JOB:
Set down each line of the material that follows, exactly, with no pictures.

PROVIDED MATERIAL:
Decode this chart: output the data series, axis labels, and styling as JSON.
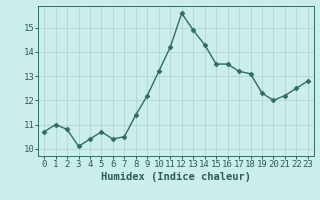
{
  "x": [
    0,
    1,
    2,
    3,
    4,
    5,
    6,
    7,
    8,
    9,
    10,
    11,
    12,
    13,
    14,
    15,
    16,
    17,
    18,
    19,
    20,
    21,
    22,
    23
  ],
  "y": [
    10.7,
    11.0,
    10.8,
    10.1,
    10.4,
    10.7,
    10.4,
    10.5,
    11.4,
    12.2,
    13.2,
    14.2,
    15.6,
    14.9,
    14.3,
    13.5,
    13.5,
    13.2,
    13.1,
    12.3,
    12.0,
    12.2,
    12.5,
    12.8
  ],
  "xlabel": "Humidex (Indice chaleur)",
  "line_color": "#2d6e63",
  "marker": "D",
  "marker_size": 2.5,
  "background_color": "#cbeeec",
  "grid_color": "#b8d8d5",
  "ylim": [
    9.7,
    15.9
  ],
  "xlim": [
    -0.5,
    23.5
  ],
  "yticks": [
    10,
    11,
    12,
    13,
    14,
    15
  ],
  "xticks": [
    0,
    1,
    2,
    3,
    4,
    5,
    6,
    7,
    8,
    9,
    10,
    11,
    12,
    13,
    14,
    15,
    16,
    17,
    18,
    19,
    20,
    21,
    22,
    23
  ],
  "tick_label_fontsize": 6.5,
  "xlabel_fontsize": 7.5,
  "linewidth": 1.0,
  "text_color": "#2d5c55"
}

RESPONSE:
Decode this chart: output the data series, axis labels, and styling as JSON.
{
  "x": [
    0,
    1,
    2,
    3,
    4,
    5,
    6,
    7,
    8,
    9,
    10,
    11,
    12,
    13,
    14,
    15,
    16,
    17,
    18,
    19,
    20,
    21,
    22,
    23
  ],
  "y": [
    10.7,
    11.0,
    10.8,
    10.1,
    10.4,
    10.7,
    10.4,
    10.5,
    11.4,
    12.2,
    13.2,
    14.2,
    15.6,
    14.9,
    14.3,
    13.5,
    13.5,
    13.2,
    13.1,
    12.3,
    12.0,
    12.2,
    12.5,
    12.8
  ],
  "xlabel": "Humidex (Indice chaleur)",
  "line_color": "#2d6e63",
  "marker": "D",
  "marker_size": 2.5,
  "background_color": "#cbeeec",
  "grid_color": "#b8d8d5",
  "ylim": [
    9.7,
    15.9
  ],
  "xlim": [
    -0.5,
    23.5
  ],
  "yticks": [
    10,
    11,
    12,
    13,
    14,
    15
  ],
  "xticks": [
    0,
    1,
    2,
    3,
    4,
    5,
    6,
    7,
    8,
    9,
    10,
    11,
    12,
    13,
    14,
    15,
    16,
    17,
    18,
    19,
    20,
    21,
    22,
    23
  ],
  "tick_label_fontsize": 6.5,
  "xlabel_fontsize": 7.5,
  "linewidth": 1.0,
  "text_color": "#2d5c55"
}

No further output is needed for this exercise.